* **SUPPLIED DATA**
════════════════

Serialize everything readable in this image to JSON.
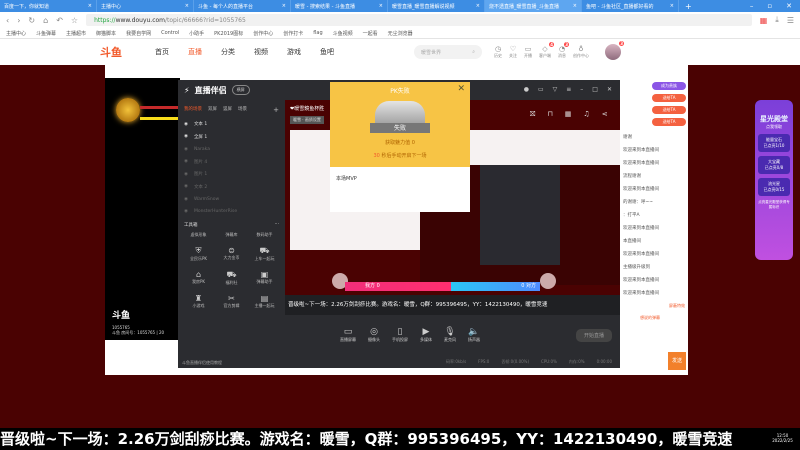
{
  "browser": {
    "tabs": [
      {
        "label": "百度一下，你就知道",
        "active": false
      },
      {
        "label": "主播中心",
        "active": false
      },
      {
        "label": "斗鱼 - 每个人的直播平台",
        "active": false
      },
      {
        "label": "暖雪 - 搜索结果 - 斗鱼直播",
        "active": false
      },
      {
        "label": "暖雪直播_暖雪直播解说视频",
        "active": false
      },
      {
        "label": "烧不透直播_暖雪直播_斗鱼直播",
        "active": true
      },
      {
        "label": "鱼吧 - 斗鱼社区_直播都好看的",
        "active": false
      }
    ],
    "new_tab": "+",
    "url_scheme": "https://",
    "url_host": "www.douyu.com",
    "url_path": "/topic/66666?rid=1055765",
    "bookmarks": [
      "主播中心",
      "斗鱼弹幕",
      "主播超市",
      "御猫脚本",
      "我要自学网",
      "Control",
      "小助手",
      "PK2019图标",
      "创作中心",
      "创作打卡",
      "flag",
      "斗鱼视频",
      "一起看",
      "无尘浏览器"
    ]
  },
  "site": {
    "logo": "斗鱼",
    "nav": [
      {
        "label": "首页",
        "active": false
      },
      {
        "label": "直播",
        "active": true
      },
      {
        "label": "分类",
        "active": false
      },
      {
        "label": "视频",
        "active": false
      },
      {
        "label": "游戏",
        "active": false
      },
      {
        "label": "鱼吧",
        "active": false
      }
    ],
    "search_placeholder": "暖雪世界",
    "header_icons": [
      {
        "label": "历史",
        "badge": ""
      },
      {
        "label": "关注",
        "badge": ""
      },
      {
        "label": "开播",
        "badge": ""
      },
      {
        "label": "客户端",
        "badge": "4"
      },
      {
        "label": "消息",
        "badge": "3"
      },
      {
        "label": "创作中心",
        "badge": ""
      }
    ],
    "avatar_badge": "3"
  },
  "video": {
    "logo": "斗鱼",
    "room_no": "1055765",
    "room_label": "斗鱼 房间号：1055765 | 20"
  },
  "obs": {
    "title": "直播伴侣",
    "mode": "横屏",
    "scene_tabs": [
      "我的场景",
      "双屏",
      "竖屏",
      "场景"
    ],
    "layers": [
      {
        "label": "文本 1",
        "visible": true
      },
      {
        "label": "全屏 1",
        "visible": true
      },
      {
        "label": "Naraka",
        "visible": false
      },
      {
        "label": "图片 4",
        "visible": false
      },
      {
        "label": "图片 1",
        "visible": false
      },
      {
        "label": "文本 2",
        "visible": false
      },
      {
        "label": "WarmSnow",
        "visible": false
      },
      {
        "label": "MonsterHunterRise",
        "visible": false
      }
    ],
    "tools_title": "工具箱",
    "tools": [
      {
        "label": "虚拟形象",
        "icon": "avatar-icon"
      },
      {
        "label": "弹幕库",
        "icon": "danmaku-icon"
      },
      {
        "label": "数码助手",
        "icon": "assistant-icon"
      },
      {
        "label": "全民乐PK",
        "icon": "pk-icon"
      },
      {
        "label": "大力金币",
        "icon": "coin-icon"
      },
      {
        "label": "上车一起玩",
        "icon": "car-icon"
      },
      {
        "label": "我房PK",
        "icon": "house-icon"
      },
      {
        "label": "福利社",
        "icon": "gift-icon"
      },
      {
        "label": "弹幕助手",
        "icon": "robot-icon"
      },
      {
        "label": "小游戏",
        "icon": "gamepad-icon"
      },
      {
        "label": "官方剪辑",
        "icon": "scissors-icon"
      },
      {
        "label": "主播一起玩",
        "icon": "clipboard-icon"
      }
    ],
    "tip": "斗鱼直播伴侣使用教程",
    "preview_title": "❤暖雪鏡鱼杯胜",
    "preview_tag": "暖雪 · 画质设置",
    "pk_self": "我方 0",
    "pk_other": "0 对方",
    "pk_self_name": "我方",
    "pk_other_name": "对方",
    "scroll_text": "晋级啦~下一场：2.26万剑刮痧比赛。游戏名：暖雪，Q群：995396495，YY：1422130490，暖雪竞速",
    "controls": [
      {
        "label": "直播屏幕",
        "icon": "screen-icon"
      },
      {
        "label": "摄像头",
        "icon": "camera-icon"
      },
      {
        "label": "手机投屏",
        "icon": "phone-icon"
      },
      {
        "label": "多媒体",
        "icon": "media-icon"
      },
      {
        "label": "麦克风",
        "icon": "mic-icon"
      },
      {
        "label": "扬声器",
        "icon": "speaker-icon"
      }
    ],
    "start_label": "开始直播",
    "stats": [
      "码率:0kb/s",
      "FPS:0",
      "丢帧:0(0.00%)",
      "CPU:0%",
      "内存:0%",
      "0:00:00"
    ]
  },
  "pk_popup": {
    "title": "PK失败",
    "result": "失败",
    "value_label": "获取魅力值",
    "value": "0",
    "countdown": "30",
    "countdown_suffix": "秒后手动开启下一场",
    "mvp_label": "本场MVP"
  },
  "chat": {
    "buttons": [
      "成为贵族",
      "送给TA",
      "送给TA",
      "送给TA"
    ],
    "messages": [
      "谢谢",
      "欢迎来到本直播间",
      "欢迎来到本直播间",
      "流程谢谢",
      "欢迎来到本直播间",
      "的谢谢：呼~~",
      "：打平A",
      "欢迎来到本直播间",
      "本直播间",
      "欢迎来到本直播间",
      "主播级升级到",
      "欢迎来到本直播间",
      "欢迎来到本直播间"
    ],
    "mode_label": "屏蔽特效",
    "input_placeholder": "想说的弹幕",
    "send": "发送"
  },
  "star_palace": {
    "title": "星光殿堂",
    "subtitle": "点我领取",
    "items": [
      {
        "name": "能量宝石",
        "progress": "已点亮1/10"
      },
      {
        "name": "大宝藏",
        "progress": "已点亮0/8"
      },
      {
        "name": "流光星",
        "progress": "已点亮0/15"
      }
    ],
    "footer": "点亮星光殿堂获得专属标识"
  },
  "banner_text": "晋级啦~下一场：2.26万剑刮痧比赛。游戏名：暖雪，Q群：995396495，YY：1422130490，暖雪竞速",
  "tray": {
    "time": "12:50",
    "date": "2022/2/25"
  }
}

════════════════

Leave the pictures out and copy the rest of the data exactly.

* **SOLUTION TO THE EXERCISE**
Serialize everything readable in this image to JSON.
{
  "browser": {
    "tabs": [
      {
        "label": "百度一下，你就知道",
        "active": false
      },
      {
        "label": "主播中心",
        "active": false
      },
      {
        "label": "斗鱼 - 每个人的直播平台",
        "active": false
      },
      {
        "label": "暖雪 - 搜索结果 - 斗鱼直播",
        "active": false
      },
      {
        "label": "暖雪直播_暖雪直播解说视频",
        "active": false
      },
      {
        "label": "烧不透直播_暖雪直播_斗鱼直播",
        "active": true
      },
      {
        "label": "鱼吧 - 斗鱼社区_直播都好看的",
        "active": false
      }
    ],
    "new_tab": "+",
    "url_scheme": "https://",
    "url_host": "www.douyu.com",
    "url_path": "/topic/66666?rid=1055765",
    "bookmarks": [
      "主播中心",
      "斗鱼弹幕",
      "主播超市",
      "御猫脚本",
      "我要自学网",
      "Control",
      "小助手",
      "PK2019图标",
      "创作中心",
      "创作打卡",
      "flag",
      "斗鱼视频",
      "一起看",
      "无尘浏览器"
    ]
  },
  "site": {
    "logo": "斗鱼",
    "nav": [
      {
        "label": "首页",
        "active": false
      },
      {
        "label": "直播",
        "active": true
      },
      {
        "label": "分类",
        "active": false
      },
      {
        "label": "视频",
        "active": false
      },
      {
        "label": "游戏",
        "active": false
      },
      {
        "label": "鱼吧",
        "active": false
      }
    ],
    "search_placeholder": "暖雪世界",
    "header_icons": [
      {
        "label": "历史",
        "badge": ""
      },
      {
        "label": "关注",
        "badge": ""
      },
      {
        "label": "开播",
        "badge": ""
      },
      {
        "label": "客户端",
        "badge": "4"
      },
      {
        "label": "消息",
        "badge": "3"
      },
      {
        "label": "创作中心",
        "badge": ""
      }
    ],
    "avatar_badge": "3"
  },
  "video": {
    "logo": "斗鱼",
    "room_no": "1055765",
    "room_label": "斗鱼 房间号：1055765 | 20"
  },
  "obs": {
    "title": "直播伴侣",
    "mode": "横屏",
    "scene_tabs": [
      "我的场景",
      "双屏",
      "竖屏",
      "场景"
    ],
    "layers": [
      {
        "label": "文本 1",
        "visible": true
      },
      {
        "label": "全屏 1",
        "visible": true
      },
      {
        "label": "Naraka",
        "visible": false
      },
      {
        "label": "图片 4",
        "visible": false
      },
      {
        "label": "图片 1",
        "visible": false
      },
      {
        "label": "文本 2",
        "visible": false
      },
      {
        "label": "WarmSnow",
        "visible": false
      },
      {
        "label": "MonsterHunterRise",
        "visible": false
      }
    ],
    "tools_title": "工具箱",
    "tools": [
      {
        "label": "虚拟形象",
        "icon": "avatar-icon"
      },
      {
        "label": "弹幕库",
        "icon": "danmaku-icon"
      },
      {
        "label": "数码助手",
        "icon": "assistant-icon"
      },
      {
        "label": "全民乐PK",
        "icon": "pk-icon"
      },
      {
        "label": "大力金币",
        "icon": "coin-icon"
      },
      {
        "label": "上车一起玩",
        "icon": "car-icon"
      },
      {
        "label": "我房PK",
        "icon": "house-icon"
      },
      {
        "label": "福利社",
        "icon": "gift-icon"
      },
      {
        "label": "弹幕助手",
        "icon": "robot-icon"
      },
      {
        "label": "小游戏",
        "icon": "gamepad-icon"
      },
      {
        "label": "官方剪辑",
        "icon": "scissors-icon"
      },
      {
        "label": "主播一起玩",
        "icon": "clipboard-icon"
      }
    ],
    "tip": "斗鱼直播伴侣使用教程",
    "preview_title": "❤暖雪鏡鱼杯胜",
    "preview_tag": "暖雪 · 画质设置",
    "pk_self": "我方 0",
    "pk_other": "0 对方",
    "pk_self_name": "我方",
    "pk_other_name": "对方",
    "scroll_text": "晋级啦~下一场：2.26万剑刮痧比赛。游戏名：暖雪，Q群：995396495，YY：1422130490，暖雪竞速",
    "controls": [
      {
        "label": "直播屏幕",
        "icon": "screen-icon"
      },
      {
        "label": "摄像头",
        "icon": "camera-icon"
      },
      {
        "label": "手机投屏",
        "icon": "phone-icon"
      },
      {
        "label": "多媒体",
        "icon": "media-icon"
      },
      {
        "label": "麦克风",
        "icon": "mic-icon"
      },
      {
        "label": "扬声器",
        "icon": "speaker-icon"
      }
    ],
    "start_label": "开始直播",
    "stats": [
      "码率:0kb/s",
      "FPS:0",
      "丢帧:0(0.00%)",
      "CPU:0%",
      "内存:0%",
      "0:00:00"
    ]
  },
  "pk_popup": {
    "title": "PK失败",
    "result": "失败",
    "value_label": "获取魅力值",
    "value": "0",
    "countdown": "30",
    "countdown_suffix": "秒后手动开启下一场",
    "mvp_label": "本场MVP"
  },
  "chat": {
    "buttons": [
      "成为贵族",
      "送给TA",
      "送给TA",
      "送给TA"
    ],
    "messages": [
      "谢谢",
      "欢迎来到本直播间",
      "欢迎来到本直播间",
      "流程谢谢",
      "欢迎来到本直播间",
      "的谢谢：呼~~",
      "：打平A",
      "欢迎来到本直播间",
      "本直播间",
      "欢迎来到本直播间",
      "主播级升级到",
      "欢迎来到本直播间",
      "欢迎来到本直播间"
    ],
    "mode_label": "屏蔽特效",
    "input_placeholder": "想说的弹幕",
    "send": "发送"
  },
  "star_palace": {
    "title": "星光殿堂",
    "subtitle": "点我领取",
    "items": [
      {
        "name": "能量宝石",
        "progress": "已点亮1/10"
      },
      {
        "name": "大宝藏",
        "progress": "已点亮0/8"
      },
      {
        "name": "流光星",
        "progress": "已点亮0/15"
      }
    ],
    "footer": "点亮星光殿堂获得专属标识"
  },
  "banner_text": "晋级啦~下一场：2.26万剑刮痧比赛。游戏名：暖雪，Q群：995396495，YY：1422130490，暖雪竞速",
  "tray": {
    "time": "12:50",
    "date": "2022/2/25"
  }
}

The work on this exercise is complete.